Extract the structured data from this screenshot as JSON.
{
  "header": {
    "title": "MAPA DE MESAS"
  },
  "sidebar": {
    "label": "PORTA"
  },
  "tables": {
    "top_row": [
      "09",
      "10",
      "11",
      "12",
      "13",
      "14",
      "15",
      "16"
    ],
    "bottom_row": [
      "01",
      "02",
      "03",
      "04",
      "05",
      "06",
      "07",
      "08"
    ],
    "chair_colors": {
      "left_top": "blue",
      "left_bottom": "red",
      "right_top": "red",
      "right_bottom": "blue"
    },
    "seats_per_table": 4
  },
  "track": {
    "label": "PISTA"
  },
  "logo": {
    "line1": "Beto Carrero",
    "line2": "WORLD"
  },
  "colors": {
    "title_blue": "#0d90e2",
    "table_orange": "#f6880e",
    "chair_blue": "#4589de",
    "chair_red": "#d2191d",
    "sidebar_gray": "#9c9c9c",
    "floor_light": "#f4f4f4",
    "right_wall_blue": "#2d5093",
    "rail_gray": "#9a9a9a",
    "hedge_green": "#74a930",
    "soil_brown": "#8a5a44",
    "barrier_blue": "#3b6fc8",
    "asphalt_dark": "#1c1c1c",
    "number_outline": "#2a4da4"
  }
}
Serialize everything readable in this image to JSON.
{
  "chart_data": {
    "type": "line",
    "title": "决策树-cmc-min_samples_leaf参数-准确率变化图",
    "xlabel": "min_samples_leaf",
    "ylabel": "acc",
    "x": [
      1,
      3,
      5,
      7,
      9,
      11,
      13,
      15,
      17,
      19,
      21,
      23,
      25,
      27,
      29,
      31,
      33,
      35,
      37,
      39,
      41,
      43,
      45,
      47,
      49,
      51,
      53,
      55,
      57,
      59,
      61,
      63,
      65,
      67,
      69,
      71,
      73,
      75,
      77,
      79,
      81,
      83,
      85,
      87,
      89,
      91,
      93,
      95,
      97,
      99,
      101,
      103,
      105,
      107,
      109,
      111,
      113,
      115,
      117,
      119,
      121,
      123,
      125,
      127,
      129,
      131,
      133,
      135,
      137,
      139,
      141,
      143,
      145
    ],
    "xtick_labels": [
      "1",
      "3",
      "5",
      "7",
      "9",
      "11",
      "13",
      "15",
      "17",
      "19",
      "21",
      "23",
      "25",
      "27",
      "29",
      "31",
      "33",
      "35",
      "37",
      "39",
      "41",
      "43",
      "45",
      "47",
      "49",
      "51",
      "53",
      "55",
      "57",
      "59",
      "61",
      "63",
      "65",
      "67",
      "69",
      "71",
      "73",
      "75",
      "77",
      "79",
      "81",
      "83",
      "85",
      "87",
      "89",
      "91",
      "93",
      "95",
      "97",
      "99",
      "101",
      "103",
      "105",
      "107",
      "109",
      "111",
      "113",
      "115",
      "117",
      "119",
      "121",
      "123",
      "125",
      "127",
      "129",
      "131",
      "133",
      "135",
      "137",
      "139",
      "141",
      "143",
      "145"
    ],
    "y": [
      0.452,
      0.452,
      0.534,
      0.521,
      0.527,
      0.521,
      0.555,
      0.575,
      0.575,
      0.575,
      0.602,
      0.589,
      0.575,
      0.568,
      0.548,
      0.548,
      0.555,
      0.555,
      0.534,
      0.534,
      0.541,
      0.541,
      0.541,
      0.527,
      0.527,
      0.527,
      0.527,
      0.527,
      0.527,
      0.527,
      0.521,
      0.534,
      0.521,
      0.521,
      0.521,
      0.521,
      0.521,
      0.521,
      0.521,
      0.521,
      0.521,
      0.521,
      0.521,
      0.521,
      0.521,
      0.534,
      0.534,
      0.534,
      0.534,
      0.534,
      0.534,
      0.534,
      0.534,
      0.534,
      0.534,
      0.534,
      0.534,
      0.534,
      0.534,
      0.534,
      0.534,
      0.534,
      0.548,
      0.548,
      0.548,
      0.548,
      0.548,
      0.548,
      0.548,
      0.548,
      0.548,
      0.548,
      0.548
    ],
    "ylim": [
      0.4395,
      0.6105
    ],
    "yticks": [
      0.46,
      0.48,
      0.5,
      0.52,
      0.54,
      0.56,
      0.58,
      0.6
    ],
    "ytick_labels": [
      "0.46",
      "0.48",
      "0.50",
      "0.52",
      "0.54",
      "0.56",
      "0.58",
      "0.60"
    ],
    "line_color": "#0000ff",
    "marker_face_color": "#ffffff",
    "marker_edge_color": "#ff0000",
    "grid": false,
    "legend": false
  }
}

# [Task details]
Pick every line with "JSON" in it and copy it.

# [Exercise solution]
Extract the structured data from this screenshot as JSON.
Serialize everything readable in this image to JSON.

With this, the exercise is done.